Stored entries

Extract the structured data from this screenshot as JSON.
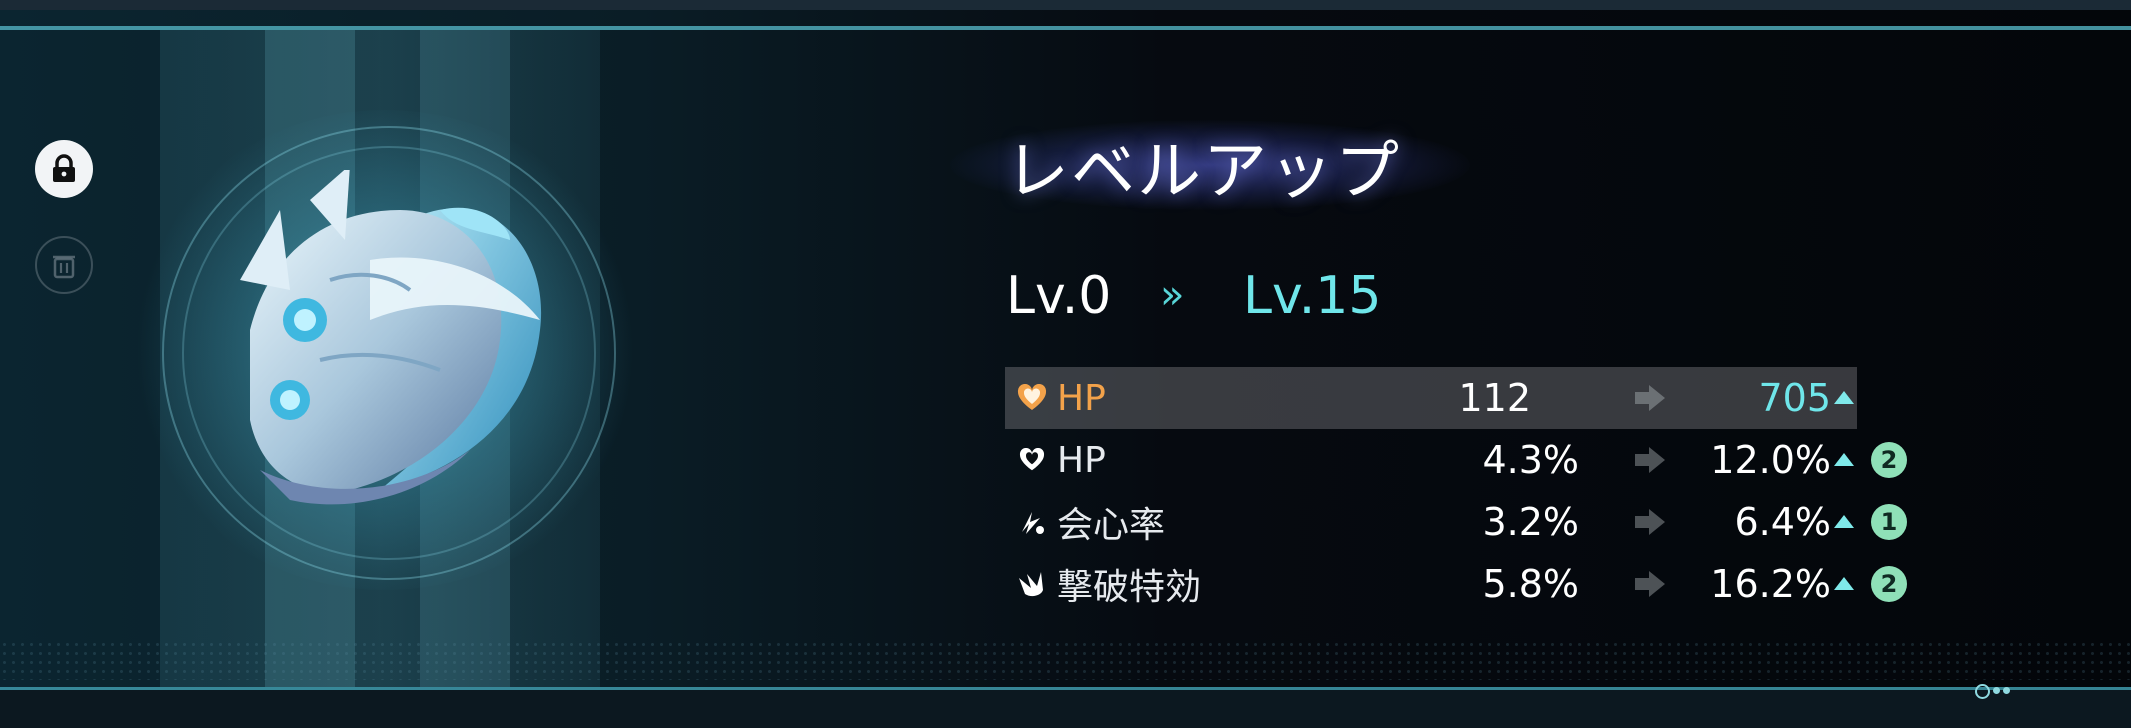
{
  "title": "レベルアップ",
  "level": {
    "from": "Lv.0",
    "arrow": "»",
    "to": "Lv.15"
  },
  "stats": [
    {
      "icon": "heart-icon",
      "name": "HP",
      "old": "112",
      "new": "705",
      "up": true,
      "badge": "",
      "highlight": true
    },
    {
      "icon": "heart-icon",
      "name": "HP",
      "old": "4.3%",
      "new": "12.0%",
      "up": true,
      "badge": "2",
      "highlight": false
    },
    {
      "icon": "crit-rate-icon",
      "name": "会心率",
      "old": "3.2%",
      "new": "6.4%",
      "up": true,
      "badge": "1",
      "highlight": false
    },
    {
      "icon": "break-effect-icon",
      "name": "撃破特効",
      "old": "5.8%",
      "new": "16.2%",
      "up": true,
      "badge": "2",
      "highlight": false
    }
  ],
  "side_buttons": {
    "lock": "lock-icon",
    "discard": "trash-icon"
  },
  "colors": {
    "accent": "#6fe6ea",
    "highlight_label": "#f3a24a",
    "badge": "#8fe0b8",
    "title_glow": "#5a64dc"
  },
  "pager": {
    "current": 1,
    "total": 3
  }
}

YOUR INSTRUCTIONS
Search the entries for the string "icon" and collect each line that has it.

THE RESPONSE
      "icon": "heart-icon",
      "icon": "heart-icon",
      "icon": "crit-rate-icon",
      "icon": "break-effect-icon",
    "lock": "lock-icon",
    "discard": "trash-icon"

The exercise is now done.